What the task asks: Go over the entries below line by line, copying each one that contains the word "заменить".

Data entries:
+-------+

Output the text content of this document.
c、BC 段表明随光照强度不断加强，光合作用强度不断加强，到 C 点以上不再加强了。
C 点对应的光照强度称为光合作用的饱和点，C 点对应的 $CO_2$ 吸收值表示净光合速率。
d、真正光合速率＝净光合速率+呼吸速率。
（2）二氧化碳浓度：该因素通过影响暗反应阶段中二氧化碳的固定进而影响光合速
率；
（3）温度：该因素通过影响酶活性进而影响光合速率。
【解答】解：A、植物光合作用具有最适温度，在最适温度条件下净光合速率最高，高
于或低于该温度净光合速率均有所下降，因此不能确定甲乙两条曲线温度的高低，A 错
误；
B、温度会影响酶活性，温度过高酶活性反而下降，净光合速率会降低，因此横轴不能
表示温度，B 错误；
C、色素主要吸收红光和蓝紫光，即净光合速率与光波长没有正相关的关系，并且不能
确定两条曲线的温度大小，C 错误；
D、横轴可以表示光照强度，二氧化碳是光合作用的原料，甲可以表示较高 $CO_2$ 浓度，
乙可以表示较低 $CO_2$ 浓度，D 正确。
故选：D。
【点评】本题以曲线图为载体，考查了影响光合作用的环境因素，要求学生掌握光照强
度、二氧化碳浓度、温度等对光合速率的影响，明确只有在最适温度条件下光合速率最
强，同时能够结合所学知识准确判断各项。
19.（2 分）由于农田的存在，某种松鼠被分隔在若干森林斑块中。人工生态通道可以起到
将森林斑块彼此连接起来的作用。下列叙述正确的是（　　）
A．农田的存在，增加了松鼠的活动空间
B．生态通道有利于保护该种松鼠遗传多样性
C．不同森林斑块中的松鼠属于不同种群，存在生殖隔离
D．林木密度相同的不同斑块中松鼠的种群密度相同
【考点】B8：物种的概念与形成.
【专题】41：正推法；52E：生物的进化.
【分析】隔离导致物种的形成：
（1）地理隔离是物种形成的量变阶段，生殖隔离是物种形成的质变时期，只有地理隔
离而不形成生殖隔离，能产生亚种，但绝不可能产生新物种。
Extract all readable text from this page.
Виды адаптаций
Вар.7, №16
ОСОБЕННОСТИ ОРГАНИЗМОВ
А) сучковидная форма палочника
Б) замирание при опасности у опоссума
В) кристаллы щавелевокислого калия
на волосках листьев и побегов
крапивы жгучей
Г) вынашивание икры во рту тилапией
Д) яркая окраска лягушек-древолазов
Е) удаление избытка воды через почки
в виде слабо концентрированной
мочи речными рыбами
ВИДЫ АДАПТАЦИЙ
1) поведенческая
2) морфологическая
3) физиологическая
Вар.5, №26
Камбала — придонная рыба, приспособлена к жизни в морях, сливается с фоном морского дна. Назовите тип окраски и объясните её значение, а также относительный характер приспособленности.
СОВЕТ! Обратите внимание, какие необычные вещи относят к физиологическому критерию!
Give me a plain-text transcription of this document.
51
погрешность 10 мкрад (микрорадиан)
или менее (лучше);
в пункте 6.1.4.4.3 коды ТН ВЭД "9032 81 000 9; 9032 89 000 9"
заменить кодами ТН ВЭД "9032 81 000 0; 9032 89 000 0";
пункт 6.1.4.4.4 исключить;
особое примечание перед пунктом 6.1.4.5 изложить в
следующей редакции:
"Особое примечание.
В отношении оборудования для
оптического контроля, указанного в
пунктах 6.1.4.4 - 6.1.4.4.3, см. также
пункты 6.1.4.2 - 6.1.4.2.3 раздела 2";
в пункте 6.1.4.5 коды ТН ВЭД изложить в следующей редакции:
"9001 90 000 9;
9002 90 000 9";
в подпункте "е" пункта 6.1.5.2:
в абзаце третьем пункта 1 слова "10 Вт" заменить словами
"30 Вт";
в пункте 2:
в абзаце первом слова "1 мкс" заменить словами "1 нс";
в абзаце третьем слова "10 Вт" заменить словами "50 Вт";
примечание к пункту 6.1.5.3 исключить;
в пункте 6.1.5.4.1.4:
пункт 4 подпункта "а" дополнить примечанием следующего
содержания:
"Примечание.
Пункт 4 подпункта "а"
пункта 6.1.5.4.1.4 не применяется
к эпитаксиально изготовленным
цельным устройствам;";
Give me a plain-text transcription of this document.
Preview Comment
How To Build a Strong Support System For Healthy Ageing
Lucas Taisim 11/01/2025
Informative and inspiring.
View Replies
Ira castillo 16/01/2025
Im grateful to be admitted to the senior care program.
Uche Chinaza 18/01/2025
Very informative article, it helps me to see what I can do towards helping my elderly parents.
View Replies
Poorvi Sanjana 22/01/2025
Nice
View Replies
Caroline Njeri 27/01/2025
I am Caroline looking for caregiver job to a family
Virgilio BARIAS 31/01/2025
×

+-------+

Solution for this exercise:
заменить кодами ТН ВЭД "9032 81 000 0; 9032 89 000 0";
в абзаце третьем пункта 1 слова "10 Вт" заменить словами
в абзаце первом слова "1 мкс" заменить словами "1 нс";
в абзаце третьем слова "10 Вт" заменить словами "50 Вт";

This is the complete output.